*INPUT RECORDS:*

-- Start --

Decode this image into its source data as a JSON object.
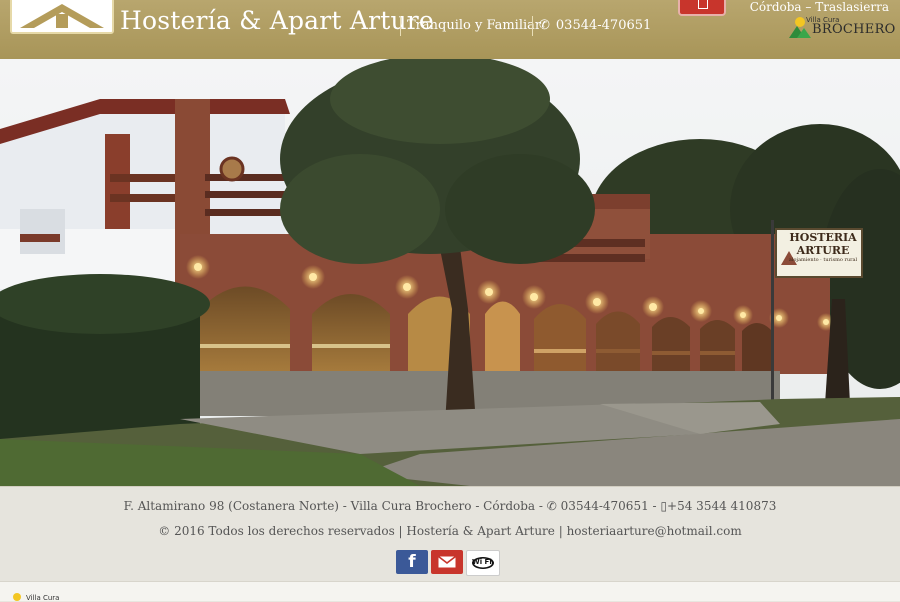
{
  "header": {
    "title": "Hostería & Apart Arture",
    "tagline": "Tranquilo y Familiar",
    "phone": "03544-470651",
    "region": "Córdoba – Traslasierra",
    "partner_logo_small": "Villa Cura",
    "partner_logo_big": "BROCHERO",
    "logo_icon": "house-roof-logo-icon",
    "phone_icon": "phone-icon"
  },
  "hero": {
    "sign_line1": "HOSTERIA",
    "sign_line2": "ARTURE",
    "sign_line3": "alojamiento · turismo rural"
  },
  "footer": {
    "address": "F. Altamirano 98 (Costanera Norte) - Villa Cura Brochero - Córdoba -",
    "phone_1": "03544-470651",
    "phone_2": "+54 3544 410873",
    "copyright": "© 2016 Todos los derechos reservados | Hostería & Apart Arture | hosteriaarture@hotmail.com",
    "social": [
      {
        "name": "facebook-icon",
        "label": "f"
      },
      {
        "name": "mail-icon"
      },
      {
        "name": "wifi-icon",
        "label": "Wi Fi"
      }
    ],
    "bottom_logo": "Villa Cura"
  },
  "colors": {
    "header_bg": "#a89558",
    "facebook": "#3b5998",
    "mail": "#c8352c"
  }
}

-- End --

*EXERCISE REQUIREMENTS:* Return, from the data, each line that has the word "Córdoba" in it.

*SOLUTION TO THE PROBLEM:*
    "region": "Córdoba – Traslasierra",
    "address": "F. Altamirano 98 (Costanera Norte) - Villa Cura Brochero - Córdoba -",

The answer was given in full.